▶ _Your goal_
Exactly reproduce each record listed below.
##### Information given #####
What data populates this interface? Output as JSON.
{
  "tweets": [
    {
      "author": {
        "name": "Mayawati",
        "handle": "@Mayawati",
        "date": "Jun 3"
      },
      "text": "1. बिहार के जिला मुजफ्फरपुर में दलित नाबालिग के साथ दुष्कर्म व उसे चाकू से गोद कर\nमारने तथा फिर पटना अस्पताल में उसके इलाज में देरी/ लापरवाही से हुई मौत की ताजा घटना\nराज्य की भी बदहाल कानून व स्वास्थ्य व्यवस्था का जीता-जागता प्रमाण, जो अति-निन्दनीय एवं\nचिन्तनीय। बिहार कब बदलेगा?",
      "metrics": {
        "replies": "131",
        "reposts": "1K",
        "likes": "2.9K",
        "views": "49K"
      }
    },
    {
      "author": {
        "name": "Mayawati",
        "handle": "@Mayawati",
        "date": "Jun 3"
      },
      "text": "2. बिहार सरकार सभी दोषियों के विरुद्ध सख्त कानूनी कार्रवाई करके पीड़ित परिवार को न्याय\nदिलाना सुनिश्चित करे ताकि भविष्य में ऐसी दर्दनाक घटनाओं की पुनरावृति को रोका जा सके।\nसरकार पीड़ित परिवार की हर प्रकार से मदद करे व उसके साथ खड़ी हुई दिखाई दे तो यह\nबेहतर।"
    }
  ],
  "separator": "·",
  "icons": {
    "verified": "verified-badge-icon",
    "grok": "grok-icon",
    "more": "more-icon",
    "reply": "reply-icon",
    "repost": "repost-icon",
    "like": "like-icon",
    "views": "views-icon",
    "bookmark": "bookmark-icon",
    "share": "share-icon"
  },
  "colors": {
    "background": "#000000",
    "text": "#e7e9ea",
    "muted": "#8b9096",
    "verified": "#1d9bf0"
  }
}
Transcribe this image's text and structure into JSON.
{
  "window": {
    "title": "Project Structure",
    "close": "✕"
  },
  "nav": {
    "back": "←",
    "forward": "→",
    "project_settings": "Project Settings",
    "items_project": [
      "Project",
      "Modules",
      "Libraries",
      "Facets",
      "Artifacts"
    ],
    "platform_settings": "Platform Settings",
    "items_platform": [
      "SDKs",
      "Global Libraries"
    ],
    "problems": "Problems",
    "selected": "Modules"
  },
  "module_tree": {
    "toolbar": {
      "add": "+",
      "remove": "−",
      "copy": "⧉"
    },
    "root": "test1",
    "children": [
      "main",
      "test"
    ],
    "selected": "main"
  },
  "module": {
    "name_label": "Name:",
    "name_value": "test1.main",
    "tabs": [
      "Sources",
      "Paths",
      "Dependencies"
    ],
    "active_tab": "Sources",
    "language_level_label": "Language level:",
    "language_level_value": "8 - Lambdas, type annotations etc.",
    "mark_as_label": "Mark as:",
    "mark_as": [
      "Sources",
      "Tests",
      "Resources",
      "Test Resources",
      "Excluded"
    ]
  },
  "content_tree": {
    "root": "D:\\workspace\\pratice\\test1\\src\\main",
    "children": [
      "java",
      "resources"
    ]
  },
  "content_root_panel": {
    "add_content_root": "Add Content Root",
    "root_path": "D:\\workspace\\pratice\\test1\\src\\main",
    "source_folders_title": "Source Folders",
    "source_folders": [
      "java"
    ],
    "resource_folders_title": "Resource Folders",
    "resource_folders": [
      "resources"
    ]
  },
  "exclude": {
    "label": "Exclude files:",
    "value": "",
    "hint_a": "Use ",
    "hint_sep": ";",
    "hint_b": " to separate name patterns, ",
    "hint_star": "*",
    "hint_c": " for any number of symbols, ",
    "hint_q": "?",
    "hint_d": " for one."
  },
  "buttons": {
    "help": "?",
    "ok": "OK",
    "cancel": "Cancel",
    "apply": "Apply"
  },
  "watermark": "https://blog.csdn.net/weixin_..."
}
#####
▶ _Written response_
What data populates this interface? Output as JSON.
{
  "tweets": [
    {
      "author": {
        "name": "Mayawati",
        "handle": "@Mayawati",
        "date": "Jun 3"
      },
      "text": "1. बिहार के जिला मुजफ्फरपुर में दलित नाबालिग के साथ दुष्कर्म व उसे चाकू से गोद कर\nमारने तथा फिर पटना अस्पताल में उसके इलाज में देरी/ लापरवाही से हुई मौत की ताजा घटना\nराज्य की भी बदहाल कानून व स्वास्थ्य व्यवस्था का जीता-जागता प्रमाण, जो अति-निन्दनीय एवं\nचिन्तनीय। बिहार कब बदलेगा?",
      "metrics": {
        "replies": "131",
        "reposts": "1K",
        "likes": "2.9K",
        "views": "49K"
      }
    },
    {
      "author": {
        "name": "Mayawati",
        "handle": "@Mayawati",
        "date": "Jun 3"
      },
      "text": "2. बिहार सरकार सभी दोषियों के विरुद्ध सख्त कानूनी कार्रवाई करके पीड़ित परिवार को न्याय\nदिलाना सुनिश्चित करे ताकि भविष्य में ऐसी दर्दनाक घटनाओं की पुनरावृति को रोका जा सके।\nसरकार पीड़ित परिवार की हर प्रकार से मदद करे व उसके साथ खड़ी हुई दिखाई दे तो यह\nबेहतर।"
    }
  ],
  "separator": "·",
  "icons": {
    "verified": "verified-badge-icon",
    "grok": "grok-icon",
    "more": "more-icon",
    "reply": "reply-icon",
    "repost": "repost-icon",
    "like": "like-icon",
    "views": "views-icon",
    "bookmark": "bookmark-icon",
    "share": "share-icon"
  },
  "colors": {
    "background": "#000000",
    "text": "#e7e9ea",
    "muted": "#8b9096",
    "verified": "#1d9bf0"
  }
}
Transcribe this image's text and structure into JSON.
{
  "window": {
    "title": "Project Structure",
    "close": "✕"
  },
  "nav": {
    "back": "←",
    "forward": "→",
    "project_settings": "Project Settings",
    "items_project": [
      "Project",
      "Modules",
      "Libraries",
      "Facets",
      "Artifacts"
    ],
    "platform_settings": "Platform Settings",
    "items_platform": [
      "SDKs",
      "Global Libraries"
    ],
    "problems": "Problems",
    "selected": "Modules"
  },
  "module_tree": {
    "toolbar": {
      "add": "+",
      "remove": "−",
      "copy": "⧉"
    },
    "root": "test1",
    "children": [
      "main",
      "test"
    ],
    "selected": "main"
  },
  "module": {
    "name_label": "Name:",
    "name_value": "test1.main",
    "tabs": [
      "Sources",
      "Paths",
      "Dependencies"
    ],
    "active_tab": "Sources",
    "language_level_label": "Language level:",
    "language_level_value": "8 - Lambdas, type annotations etc.",
    "mark_as_label": "Mark as:",
    "mark_as": [
      "Sources",
      "Tests",
      "Resources",
      "Test Resources",
      "Excluded"
    ]
  },
  "content_tree": {
    "root": "D:\\workspace\\pratice\\test1\\src\\main",
    "children": [
      "java",
      "resources"
    ]
  },
  "content_root_panel": {
    "add_content_root": "Add Content Root",
    "root_path": "D:\\workspace\\pratice\\test1\\src\\main",
    "source_folders_title": "Source Folders",
    "source_folders": [
      "java"
    ],
    "resource_folders_title": "Resource Folders",
    "resource_folders": [
      "resources"
    ]
  },
  "exclude": {
    "label": "Exclude files:",
    "value": "",
    "hint_a": "Use ",
    "hint_sep": ";",
    "hint_b": " to separate name patterns, ",
    "hint_star": "*",
    "hint_c": " for any number of symbols, ",
    "hint_q": "?",
    "hint_d": " for one."
  },
  "buttons": {
    "help": "?",
    "ok": "OK",
    "cancel": "Cancel",
    "apply": "Apply"
  },
  "watermark": "https://blog.csdn.net/weixin_..."
}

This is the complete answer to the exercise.